Items listed in a dataset:

***

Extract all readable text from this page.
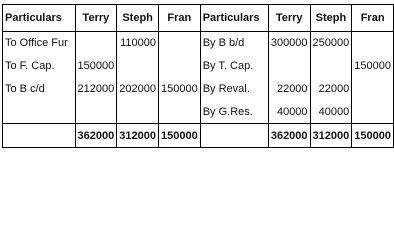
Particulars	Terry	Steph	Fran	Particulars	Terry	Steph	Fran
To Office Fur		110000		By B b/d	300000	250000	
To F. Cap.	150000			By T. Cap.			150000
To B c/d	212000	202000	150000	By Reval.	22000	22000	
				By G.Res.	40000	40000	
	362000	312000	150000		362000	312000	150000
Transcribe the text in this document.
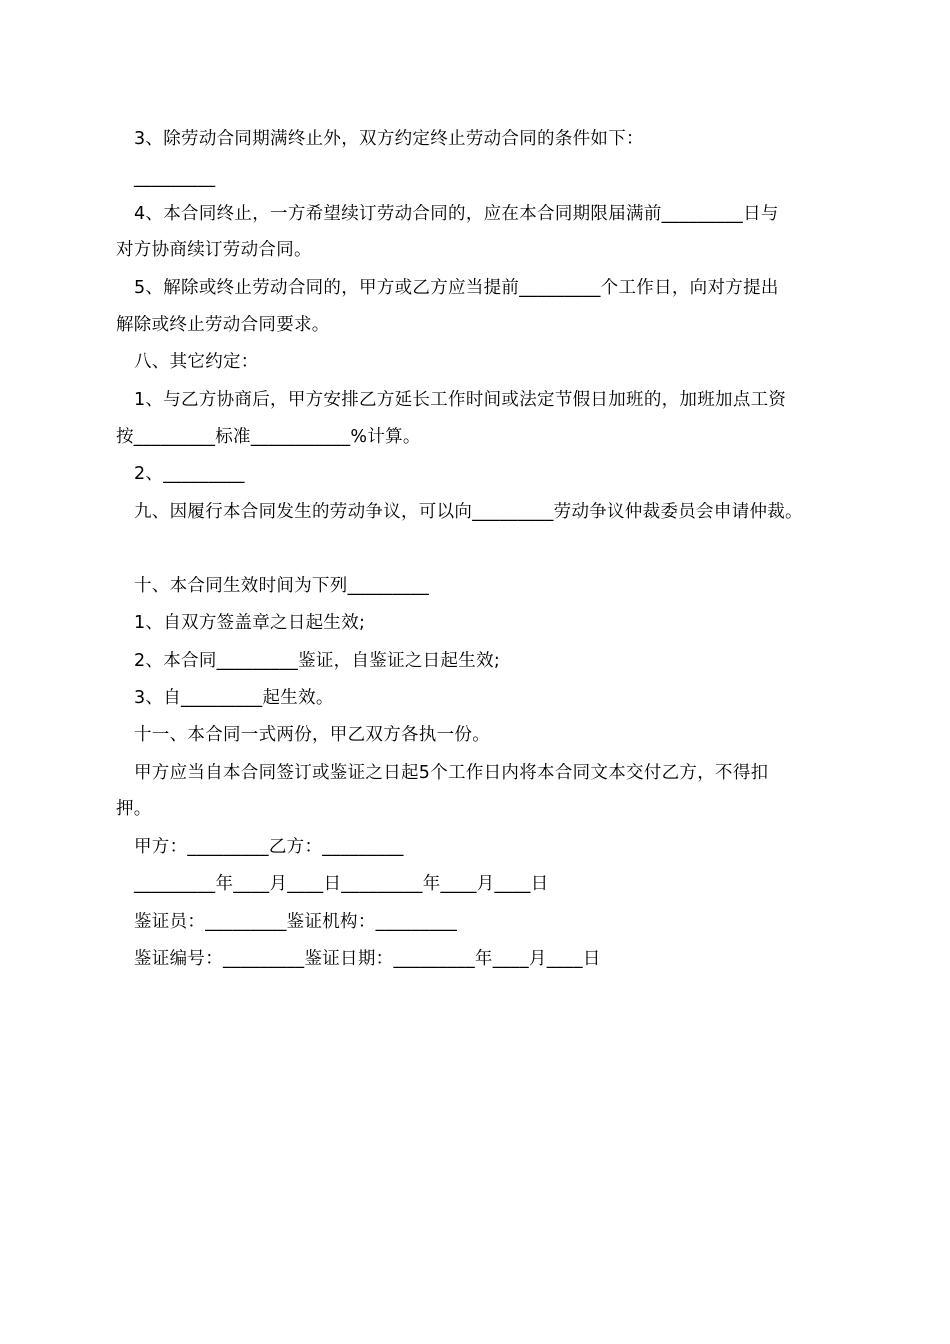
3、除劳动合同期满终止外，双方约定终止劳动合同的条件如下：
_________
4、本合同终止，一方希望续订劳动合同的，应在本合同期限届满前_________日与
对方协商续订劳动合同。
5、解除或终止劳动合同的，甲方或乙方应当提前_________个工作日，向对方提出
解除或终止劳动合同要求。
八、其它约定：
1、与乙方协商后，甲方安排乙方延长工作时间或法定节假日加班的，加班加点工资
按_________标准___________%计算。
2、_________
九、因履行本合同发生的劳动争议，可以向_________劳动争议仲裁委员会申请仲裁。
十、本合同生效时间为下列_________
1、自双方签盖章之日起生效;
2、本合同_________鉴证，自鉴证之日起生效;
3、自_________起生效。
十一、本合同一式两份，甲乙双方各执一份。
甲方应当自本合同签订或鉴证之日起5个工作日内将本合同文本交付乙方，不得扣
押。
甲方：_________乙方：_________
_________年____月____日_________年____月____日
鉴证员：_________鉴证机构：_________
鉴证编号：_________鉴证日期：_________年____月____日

***

REQUIRED WORK:
Pull out every line in the material above where "this" occurs.

WRITTEN RESPONSE:
Extract all readable text from this page.
Transcribe the text in this document.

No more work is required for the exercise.